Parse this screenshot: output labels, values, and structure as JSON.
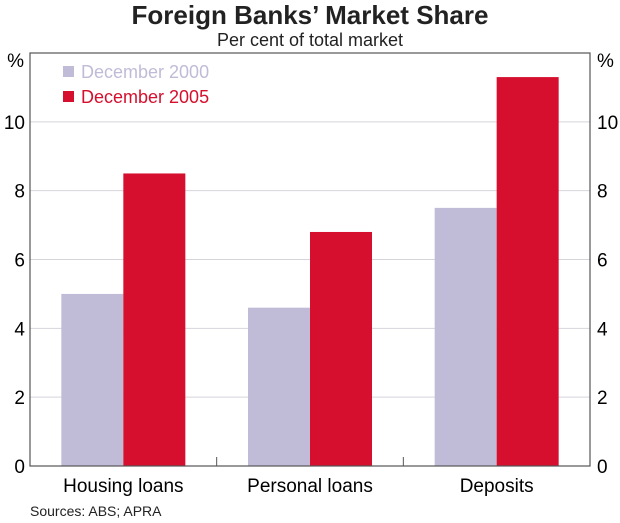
{
  "chart_data": {
    "type": "bar",
    "title": "Foreign Banks’ Market Share",
    "subtitle": "Per cent of total market",
    "ylabel_left": "%",
    "ylabel_right": "%",
    "categories": [
      "Housing loans",
      "Personal loans",
      "Deposits"
    ],
    "series": [
      {
        "name": "December 2000",
        "color": "#c0bcd8",
        "values": [
          5.0,
          4.6,
          7.5
        ]
      },
      {
        "name": "December 2005",
        "color": "#d50f2d",
        "values": [
          8.5,
          6.8,
          11.3
        ]
      }
    ],
    "ylim": [
      0,
      12
    ],
    "yticks": [
      0,
      2,
      4,
      6,
      8,
      10
    ],
    "grid": true,
    "legend_position": "top-left",
    "source": "Sources: ABS; APRA"
  }
}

····················

What the task asks ::
Leave out the pictures and give the rest of the records again exactly.

Exercise output ::
Parse this screenshot: output labels, values, and structure as JSON.
{
  "chart_data": {
    "type": "bar",
    "title": "Foreign Banks’ Market Share",
    "subtitle": "Per cent of total market",
    "ylabel_left": "%",
    "ylabel_right": "%",
    "categories": [
      "Housing loans",
      "Personal loans",
      "Deposits"
    ],
    "series": [
      {
        "name": "December 2000",
        "color": "#c0bcd8",
        "values": [
          5.0,
          4.6,
          7.5
        ]
      },
      {
        "name": "December 2005",
        "color": "#d50f2d",
        "values": [
          8.5,
          6.8,
          11.3
        ]
      }
    ],
    "ylim": [
      0,
      12
    ],
    "yticks": [
      0,
      2,
      4,
      6,
      8,
      10
    ],
    "grid": true,
    "legend_position": "top-left",
    "source": "Sources: ABS; APRA"
  }
}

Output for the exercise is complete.